Exercise brief:
Output each entry exactly; skip nothing.

(Stored entries)
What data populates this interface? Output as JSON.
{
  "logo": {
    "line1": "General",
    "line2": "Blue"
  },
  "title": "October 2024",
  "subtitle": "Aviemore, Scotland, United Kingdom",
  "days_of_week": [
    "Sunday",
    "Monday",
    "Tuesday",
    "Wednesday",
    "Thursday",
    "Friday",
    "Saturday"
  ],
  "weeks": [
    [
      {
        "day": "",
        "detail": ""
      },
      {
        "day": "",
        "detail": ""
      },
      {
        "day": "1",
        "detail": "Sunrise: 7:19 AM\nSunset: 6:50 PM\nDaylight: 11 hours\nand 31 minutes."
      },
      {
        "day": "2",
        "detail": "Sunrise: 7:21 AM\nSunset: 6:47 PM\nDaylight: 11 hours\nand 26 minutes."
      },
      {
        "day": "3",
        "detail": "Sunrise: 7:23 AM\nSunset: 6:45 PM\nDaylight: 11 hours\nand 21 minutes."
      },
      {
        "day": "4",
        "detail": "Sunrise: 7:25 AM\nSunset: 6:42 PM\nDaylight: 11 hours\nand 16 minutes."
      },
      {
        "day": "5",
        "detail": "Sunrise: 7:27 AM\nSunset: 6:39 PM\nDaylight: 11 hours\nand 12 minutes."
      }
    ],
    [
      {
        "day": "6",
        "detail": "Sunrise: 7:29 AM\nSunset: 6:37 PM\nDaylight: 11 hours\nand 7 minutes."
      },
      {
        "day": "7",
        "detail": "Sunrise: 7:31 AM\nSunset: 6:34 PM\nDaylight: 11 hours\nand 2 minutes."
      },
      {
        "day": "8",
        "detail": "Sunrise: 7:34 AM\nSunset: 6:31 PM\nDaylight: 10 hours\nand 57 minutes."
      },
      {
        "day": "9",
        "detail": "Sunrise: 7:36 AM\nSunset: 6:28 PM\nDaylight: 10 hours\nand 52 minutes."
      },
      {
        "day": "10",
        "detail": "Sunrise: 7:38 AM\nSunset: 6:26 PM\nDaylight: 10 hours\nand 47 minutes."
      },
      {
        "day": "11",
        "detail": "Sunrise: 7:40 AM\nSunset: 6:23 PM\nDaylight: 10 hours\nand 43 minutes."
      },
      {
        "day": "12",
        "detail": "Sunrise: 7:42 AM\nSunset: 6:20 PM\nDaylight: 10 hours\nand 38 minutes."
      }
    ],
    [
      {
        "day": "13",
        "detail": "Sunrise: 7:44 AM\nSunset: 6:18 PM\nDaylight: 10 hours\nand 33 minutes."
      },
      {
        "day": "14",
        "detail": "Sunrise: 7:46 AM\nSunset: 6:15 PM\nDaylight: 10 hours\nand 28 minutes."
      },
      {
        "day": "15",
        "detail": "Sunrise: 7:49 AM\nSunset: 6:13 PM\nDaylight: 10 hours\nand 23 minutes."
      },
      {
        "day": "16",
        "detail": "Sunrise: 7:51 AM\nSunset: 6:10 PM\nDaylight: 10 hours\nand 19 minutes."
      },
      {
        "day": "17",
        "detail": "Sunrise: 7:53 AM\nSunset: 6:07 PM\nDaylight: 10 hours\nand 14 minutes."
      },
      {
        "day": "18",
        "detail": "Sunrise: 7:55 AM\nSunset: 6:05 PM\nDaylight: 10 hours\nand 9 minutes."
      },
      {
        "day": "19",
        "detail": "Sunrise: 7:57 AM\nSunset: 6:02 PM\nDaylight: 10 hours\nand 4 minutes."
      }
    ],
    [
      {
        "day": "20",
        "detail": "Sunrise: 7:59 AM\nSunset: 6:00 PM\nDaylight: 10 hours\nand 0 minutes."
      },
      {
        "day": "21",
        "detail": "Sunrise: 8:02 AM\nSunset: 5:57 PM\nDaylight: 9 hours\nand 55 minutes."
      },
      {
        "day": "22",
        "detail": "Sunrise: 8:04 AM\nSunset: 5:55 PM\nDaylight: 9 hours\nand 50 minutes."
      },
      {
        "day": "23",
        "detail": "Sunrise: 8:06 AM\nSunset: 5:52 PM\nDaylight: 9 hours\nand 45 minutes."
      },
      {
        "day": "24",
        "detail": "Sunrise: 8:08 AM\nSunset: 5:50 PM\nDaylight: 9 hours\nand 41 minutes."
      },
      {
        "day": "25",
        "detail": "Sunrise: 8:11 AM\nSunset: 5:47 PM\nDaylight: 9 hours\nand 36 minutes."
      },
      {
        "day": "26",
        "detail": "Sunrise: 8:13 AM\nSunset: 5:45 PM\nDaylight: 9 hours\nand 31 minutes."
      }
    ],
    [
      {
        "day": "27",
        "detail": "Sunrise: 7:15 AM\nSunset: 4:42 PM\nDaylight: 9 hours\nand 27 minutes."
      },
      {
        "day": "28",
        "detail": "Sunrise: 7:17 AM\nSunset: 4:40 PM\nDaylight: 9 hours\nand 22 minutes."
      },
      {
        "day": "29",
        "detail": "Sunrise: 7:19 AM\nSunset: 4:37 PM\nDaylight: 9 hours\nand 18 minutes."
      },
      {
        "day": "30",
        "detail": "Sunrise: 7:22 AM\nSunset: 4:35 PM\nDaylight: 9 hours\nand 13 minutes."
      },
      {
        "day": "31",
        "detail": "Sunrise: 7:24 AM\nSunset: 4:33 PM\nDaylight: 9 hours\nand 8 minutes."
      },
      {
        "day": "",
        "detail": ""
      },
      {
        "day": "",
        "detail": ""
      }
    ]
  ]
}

Solved exercise:
What data populates this interface? Output as JSON.
{
  "logo": {
    "line1": "General",
    "line2": "Blue"
  },
  "title": "October 2024",
  "subtitle": "Aviemore, Scotland, United Kingdom",
  "days_of_week": [
    "Sunday",
    "Monday",
    "Tuesday",
    "Wednesday",
    "Thursday",
    "Friday",
    "Saturday"
  ],
  "weeks": [
    [
      {
        "day": "",
        "detail": ""
      },
      {
        "day": "",
        "detail": ""
      },
      {
        "day": "1",
        "detail": "Sunrise: 7:19 AM\nSunset: 6:50 PM\nDaylight: 11 hours\nand 31 minutes."
      },
      {
        "day": "2",
        "detail": "Sunrise: 7:21 AM\nSunset: 6:47 PM\nDaylight: 11 hours\nand 26 minutes."
      },
      {
        "day": "3",
        "detail": "Sunrise: 7:23 AM\nSunset: 6:45 PM\nDaylight: 11 hours\nand 21 minutes."
      },
      {
        "day": "4",
        "detail": "Sunrise: 7:25 AM\nSunset: 6:42 PM\nDaylight: 11 hours\nand 16 minutes."
      },
      {
        "day": "5",
        "detail": "Sunrise: 7:27 AM\nSunset: 6:39 PM\nDaylight: 11 hours\nand 12 minutes."
      }
    ],
    [
      {
        "day": "6",
        "detail": "Sunrise: 7:29 AM\nSunset: 6:37 PM\nDaylight: 11 hours\nand 7 minutes."
      },
      {
        "day": "7",
        "detail": "Sunrise: 7:31 AM\nSunset: 6:34 PM\nDaylight: 11 hours\nand 2 minutes."
      },
      {
        "day": "8",
        "detail": "Sunrise: 7:34 AM\nSunset: 6:31 PM\nDaylight: 10 hours\nand 57 minutes."
      },
      {
        "day": "9",
        "detail": "Sunrise: 7:36 AM\nSunset: 6:28 PM\nDaylight: 10 hours\nand 52 minutes."
      },
      {
        "day": "10",
        "detail": "Sunrise: 7:38 AM\nSunset: 6:26 PM\nDaylight: 10 hours\nand 47 minutes."
      },
      {
        "day": "11",
        "detail": "Sunrise: 7:40 AM\nSunset: 6:23 PM\nDaylight: 10 hours\nand 43 minutes."
      },
      {
        "day": "12",
        "detail": "Sunrise: 7:42 AM\nSunset: 6:20 PM\nDaylight: 10 hours\nand 38 minutes."
      }
    ],
    [
      {
        "day": "13",
        "detail": "Sunrise: 7:44 AM\nSunset: 6:18 PM\nDaylight: 10 hours\nand 33 minutes."
      },
      {
        "day": "14",
        "detail": "Sunrise: 7:46 AM\nSunset: 6:15 PM\nDaylight: 10 hours\nand 28 minutes."
      },
      {
        "day": "15",
        "detail": "Sunrise: 7:49 AM\nSunset: 6:13 PM\nDaylight: 10 hours\nand 23 minutes."
      },
      {
        "day": "16",
        "detail": "Sunrise: 7:51 AM\nSunset: 6:10 PM\nDaylight: 10 hours\nand 19 minutes."
      },
      {
        "day": "17",
        "detail": "Sunrise: 7:53 AM\nSunset: 6:07 PM\nDaylight: 10 hours\nand 14 minutes."
      },
      {
        "day": "18",
        "detail": "Sunrise: 7:55 AM\nSunset: 6:05 PM\nDaylight: 10 hours\nand 9 minutes."
      },
      {
        "day": "19",
        "detail": "Sunrise: 7:57 AM\nSunset: 6:02 PM\nDaylight: 10 hours\nand 4 minutes."
      }
    ],
    [
      {
        "day": "20",
        "detail": "Sunrise: 7:59 AM\nSunset: 6:00 PM\nDaylight: 10 hours\nand 0 minutes."
      },
      {
        "day": "21",
        "detail": "Sunrise: 8:02 AM\nSunset: 5:57 PM\nDaylight: 9 hours\nand 55 minutes."
      },
      {
        "day": "22",
        "detail": "Sunrise: 8:04 AM\nSunset: 5:55 PM\nDaylight: 9 hours\nand 50 minutes."
      },
      {
        "day": "23",
        "detail": "Sunrise: 8:06 AM\nSunset: 5:52 PM\nDaylight: 9 hours\nand 45 minutes."
      },
      {
        "day": "24",
        "detail": "Sunrise: 8:08 AM\nSunset: 5:50 PM\nDaylight: 9 hours\nand 41 minutes."
      },
      {
        "day": "25",
        "detail": "Sunrise: 8:11 AM\nSunset: 5:47 PM\nDaylight: 9 hours\nand 36 minutes."
      },
      {
        "day": "26",
        "detail": "Sunrise: 8:13 AM\nSunset: 5:45 PM\nDaylight: 9 hours\nand 31 minutes."
      }
    ],
    [
      {
        "day": "27",
        "detail": "Sunrise: 7:15 AM\nSunset: 4:42 PM\nDaylight: 9 hours\nand 27 minutes."
      },
      {
        "day": "28",
        "detail": "Sunrise: 7:17 AM\nSunset: 4:40 PM\nDaylight: 9 hours\nand 22 minutes."
      },
      {
        "day": "29",
        "detail": "Sunrise: 7:19 AM\nSunset: 4:37 PM\nDaylight: 9 hours\nand 18 minutes."
      },
      {
        "day": "30",
        "detail": "Sunrise: 7:22 AM\nSunset: 4:35 PM\nDaylight: 9 hours\nand 13 minutes."
      },
      {
        "day": "31",
        "detail": "Sunrise: 7:24 AM\nSunset: 4:33 PM\nDaylight: 9 hours\nand 8 minutes."
      },
      {
        "day": "",
        "detail": ""
      },
      {
        "day": "",
        "detail": ""
      }
    ]
  ]
}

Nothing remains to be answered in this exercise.